> [TEXTO DE ORIGEN]
▶

Rusia intensifica ataques contra Ucrania: nueve muertos y 20 heridos

Tragedia en Ucrania: una nueva oleada de ataques rusos dejó al menos nueve muertos y 20 heridos en diversas regiones del país. Las autoridades ucranianas reportan daños en infraestructura industrial y civil, mientras el presidente Zelensky reclama mayor apoyo internacional en sistemas de defensa.
martes 11 de agosto de 2026

Una nueva oleada de ataques rusos con drones y misiles contra diversas regiones de Ucrania dejó un saldo trágico de al menos nueve personas fallecidas y 20 heridas durante la madrugada de este martes.

La ofensiva alcanzó puntos estratégicos como Zaporizhzhia, Dnipropetrovsk, Kharkiv y la capital, Kiev. En Zaporizhzhia, el jefe de la administración militar regional, Iván Fédorov, confirmó que seis personas perdieron la vida y 19 resultaron heridas tras el impacto contra instalaciones e infraestructuras industriales. El funcionario compartió imágenes de un vehículo calcinado, evidenciando la magnitud de la destrucción en la zona.

Por su parte, en la región de Dnipropetrovsk, el jefe militar local, Oleksandr Ganja, reportó la muerte de tres personas, entre ellas un adolescente de 15 años, tras una serie de ataques con drones y artillería que afectaron a cinco distritos. Mientras tanto, en la ciudad de Zlatopil, ubicada en Kharkiv, el alcalde Mikola Bakcheiev informó sobre daños en infraestructuras civiles y al menos un herido tras los bombardeos.

Crisis de defensa y suministros

Estos ataques ocurren en un contexto de creciente tensión, marcado por las advertencias del presidente Volodimir Zelensky sobre el despliegue de tropas norcoreanas y el uso de misiles balísticos de dicho origen por parte de Moscú. Ante esta amenaza, el mandatario ucraniano ha reiterado la urgencia de recibir más sistemas de defensa Patriot.

"¿Nos suministrarán misiles cada mes? Sí. Tenemos acuerdos. ¿Son suficientes estos misiles? No", declaró Zelensky tras reunirse con el presidente serbio Aleksandar Vucic. El líder ucraniano enfatizó que el suministro actual es un tercio menor al del año anterior, lo que complica la protección de la población civil y la infraestructura estratégica frente a la intensificación de los ataques rusos con misiles balísticos, proyectiles que solo pueden ser interceptados por sistemas avanzados como los Patriot estadounidenses.

◀

> [INFORMACIÓN DE ORIGEN]
▶

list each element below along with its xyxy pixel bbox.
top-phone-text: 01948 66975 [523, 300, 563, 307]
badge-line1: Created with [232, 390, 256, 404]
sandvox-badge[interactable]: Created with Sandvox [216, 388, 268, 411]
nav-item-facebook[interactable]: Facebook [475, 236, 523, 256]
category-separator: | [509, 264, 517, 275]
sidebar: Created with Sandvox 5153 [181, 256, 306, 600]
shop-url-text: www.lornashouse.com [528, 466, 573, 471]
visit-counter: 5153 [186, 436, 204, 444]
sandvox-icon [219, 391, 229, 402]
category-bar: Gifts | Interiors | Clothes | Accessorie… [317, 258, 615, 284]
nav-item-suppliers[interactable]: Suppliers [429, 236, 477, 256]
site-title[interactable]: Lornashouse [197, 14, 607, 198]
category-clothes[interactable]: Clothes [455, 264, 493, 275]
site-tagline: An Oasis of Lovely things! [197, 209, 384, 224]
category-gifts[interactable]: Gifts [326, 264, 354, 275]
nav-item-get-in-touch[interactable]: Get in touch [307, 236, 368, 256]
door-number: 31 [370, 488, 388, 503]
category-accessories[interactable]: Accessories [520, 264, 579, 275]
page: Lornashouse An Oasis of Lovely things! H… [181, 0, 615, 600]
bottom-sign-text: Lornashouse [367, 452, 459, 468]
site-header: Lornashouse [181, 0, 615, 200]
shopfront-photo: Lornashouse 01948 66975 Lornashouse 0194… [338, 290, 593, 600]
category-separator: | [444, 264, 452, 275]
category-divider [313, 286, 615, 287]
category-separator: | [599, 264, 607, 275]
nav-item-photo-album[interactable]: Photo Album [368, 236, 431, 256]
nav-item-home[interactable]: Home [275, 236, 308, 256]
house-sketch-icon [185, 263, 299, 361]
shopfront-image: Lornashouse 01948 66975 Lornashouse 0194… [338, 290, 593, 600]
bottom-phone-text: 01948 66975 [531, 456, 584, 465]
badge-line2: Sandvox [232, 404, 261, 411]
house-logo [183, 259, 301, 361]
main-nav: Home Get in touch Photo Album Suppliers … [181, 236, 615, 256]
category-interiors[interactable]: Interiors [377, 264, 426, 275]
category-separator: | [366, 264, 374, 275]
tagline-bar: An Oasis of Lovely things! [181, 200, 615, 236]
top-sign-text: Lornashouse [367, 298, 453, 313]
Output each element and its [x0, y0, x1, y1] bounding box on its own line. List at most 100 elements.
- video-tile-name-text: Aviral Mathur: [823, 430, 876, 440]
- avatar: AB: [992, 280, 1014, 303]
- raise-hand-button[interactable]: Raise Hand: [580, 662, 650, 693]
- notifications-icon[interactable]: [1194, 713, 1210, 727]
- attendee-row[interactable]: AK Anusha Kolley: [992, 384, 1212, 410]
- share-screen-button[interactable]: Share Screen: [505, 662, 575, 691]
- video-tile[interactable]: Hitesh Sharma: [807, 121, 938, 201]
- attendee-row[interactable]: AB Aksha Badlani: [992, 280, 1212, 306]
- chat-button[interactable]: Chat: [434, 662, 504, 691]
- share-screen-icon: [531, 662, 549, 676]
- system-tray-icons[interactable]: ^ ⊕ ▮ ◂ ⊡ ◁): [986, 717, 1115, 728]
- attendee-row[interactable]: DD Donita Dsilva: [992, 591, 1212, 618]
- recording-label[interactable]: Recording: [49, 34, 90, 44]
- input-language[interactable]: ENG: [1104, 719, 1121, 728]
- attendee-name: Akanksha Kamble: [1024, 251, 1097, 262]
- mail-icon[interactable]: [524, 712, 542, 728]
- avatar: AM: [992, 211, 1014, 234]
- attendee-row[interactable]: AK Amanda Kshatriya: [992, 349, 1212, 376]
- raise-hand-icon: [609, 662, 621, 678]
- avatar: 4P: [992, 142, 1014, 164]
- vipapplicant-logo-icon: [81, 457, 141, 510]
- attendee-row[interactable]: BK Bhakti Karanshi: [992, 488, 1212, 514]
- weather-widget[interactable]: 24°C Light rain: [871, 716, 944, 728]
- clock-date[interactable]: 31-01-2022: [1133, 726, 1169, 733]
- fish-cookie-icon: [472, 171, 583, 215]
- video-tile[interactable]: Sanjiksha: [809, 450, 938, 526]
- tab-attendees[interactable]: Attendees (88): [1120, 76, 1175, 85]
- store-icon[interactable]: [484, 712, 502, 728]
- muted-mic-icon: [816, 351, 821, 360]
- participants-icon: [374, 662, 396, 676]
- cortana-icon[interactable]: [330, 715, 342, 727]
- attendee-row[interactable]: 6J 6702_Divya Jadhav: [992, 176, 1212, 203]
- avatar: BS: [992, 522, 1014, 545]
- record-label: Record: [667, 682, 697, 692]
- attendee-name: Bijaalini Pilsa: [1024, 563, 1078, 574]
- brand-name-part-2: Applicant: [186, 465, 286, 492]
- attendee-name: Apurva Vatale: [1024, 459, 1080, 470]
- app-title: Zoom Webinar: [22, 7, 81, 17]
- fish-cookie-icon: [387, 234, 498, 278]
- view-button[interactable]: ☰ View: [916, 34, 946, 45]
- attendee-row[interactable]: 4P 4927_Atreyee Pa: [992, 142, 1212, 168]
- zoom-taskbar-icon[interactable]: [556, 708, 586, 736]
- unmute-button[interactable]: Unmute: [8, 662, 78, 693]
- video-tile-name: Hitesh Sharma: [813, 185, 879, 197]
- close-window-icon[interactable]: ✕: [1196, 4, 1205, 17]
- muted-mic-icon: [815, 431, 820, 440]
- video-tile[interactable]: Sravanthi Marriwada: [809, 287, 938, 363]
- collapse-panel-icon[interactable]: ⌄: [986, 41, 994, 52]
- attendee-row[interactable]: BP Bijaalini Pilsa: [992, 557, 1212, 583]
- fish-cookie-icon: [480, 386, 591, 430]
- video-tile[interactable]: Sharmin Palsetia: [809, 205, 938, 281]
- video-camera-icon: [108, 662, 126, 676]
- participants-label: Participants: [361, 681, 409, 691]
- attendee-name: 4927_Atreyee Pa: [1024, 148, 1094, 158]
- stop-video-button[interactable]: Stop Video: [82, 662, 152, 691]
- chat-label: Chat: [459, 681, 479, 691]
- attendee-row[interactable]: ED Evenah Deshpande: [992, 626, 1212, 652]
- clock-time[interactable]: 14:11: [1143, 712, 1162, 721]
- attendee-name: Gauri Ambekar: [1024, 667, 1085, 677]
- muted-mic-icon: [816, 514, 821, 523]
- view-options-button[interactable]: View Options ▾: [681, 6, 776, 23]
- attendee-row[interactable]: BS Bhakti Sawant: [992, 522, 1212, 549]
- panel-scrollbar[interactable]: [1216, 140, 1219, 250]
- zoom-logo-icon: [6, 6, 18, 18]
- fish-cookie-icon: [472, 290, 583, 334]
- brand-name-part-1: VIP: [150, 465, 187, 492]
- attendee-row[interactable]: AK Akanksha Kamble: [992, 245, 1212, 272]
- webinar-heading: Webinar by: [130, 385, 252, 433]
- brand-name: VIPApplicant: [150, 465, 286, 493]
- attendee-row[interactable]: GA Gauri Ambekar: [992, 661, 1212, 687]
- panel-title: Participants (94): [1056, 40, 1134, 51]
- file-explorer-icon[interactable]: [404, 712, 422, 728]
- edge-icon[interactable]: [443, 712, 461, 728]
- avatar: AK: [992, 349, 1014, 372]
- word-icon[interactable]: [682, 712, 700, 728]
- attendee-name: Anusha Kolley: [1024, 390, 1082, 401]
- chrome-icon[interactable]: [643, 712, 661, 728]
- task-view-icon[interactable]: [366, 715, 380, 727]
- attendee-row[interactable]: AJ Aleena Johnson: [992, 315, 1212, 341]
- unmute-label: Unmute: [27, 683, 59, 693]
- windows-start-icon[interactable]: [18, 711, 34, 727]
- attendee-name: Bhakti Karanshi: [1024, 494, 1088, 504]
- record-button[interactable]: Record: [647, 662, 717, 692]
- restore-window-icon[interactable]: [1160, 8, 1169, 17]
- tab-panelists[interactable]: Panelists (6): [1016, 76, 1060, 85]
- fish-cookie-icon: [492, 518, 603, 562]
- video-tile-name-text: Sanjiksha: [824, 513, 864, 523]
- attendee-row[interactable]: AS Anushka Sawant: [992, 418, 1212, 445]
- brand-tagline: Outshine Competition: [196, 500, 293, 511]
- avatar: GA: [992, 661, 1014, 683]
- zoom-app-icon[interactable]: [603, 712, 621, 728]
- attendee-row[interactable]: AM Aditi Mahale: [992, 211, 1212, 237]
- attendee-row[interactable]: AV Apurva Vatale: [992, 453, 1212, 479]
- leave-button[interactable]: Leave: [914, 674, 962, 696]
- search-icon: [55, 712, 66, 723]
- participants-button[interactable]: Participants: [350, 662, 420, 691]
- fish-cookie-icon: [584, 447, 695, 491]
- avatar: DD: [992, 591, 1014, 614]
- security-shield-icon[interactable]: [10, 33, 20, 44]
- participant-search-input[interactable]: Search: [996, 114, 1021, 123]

◀

> [PREGUNTAS SOBRE MATERIAL]
(a) Resume en dos oraciones la noticia sobre los ataques rusos contra Ucrania.
(b) Reproduce sin cambios el fragmento de la noticia sobre los ataques rusos que va de "Por su parte, en" a "tras los bombardeos.".
No hace falta consultar los registros.

> [TAREAS RESUELTAS]
(a) Una nueva oleada de ataques rusos con drones y misiles dejó al menos nueve muertos y 20 heridos en varias regiones de Ucrania, con seis fallecidos en Zaporizhzhia y tres en Dnipropetrovsk. Zelensky reiteró la urgencia de recibir más sistemas de defensa Patriot y señaló que el suministro actual de misiles es un tercio menor al del año anterior.

(b)
Por su parte, en la región de Dnipropetrovsk, el jefe militar local, Oleksandr Ganja, reportó la muerte de tres personas, entre ellas un adolescente de 15 años, tras una serie de ataques con drones y artillería que afectaron a cinco distritos. Mientras tanto, en la ciudad de Zlatopil, ubicada en Kharkiv, el alcalde Mikola Bakcheiev informó sobre daños en infraestructuras civiles y al menos un herido tras los bombardeos.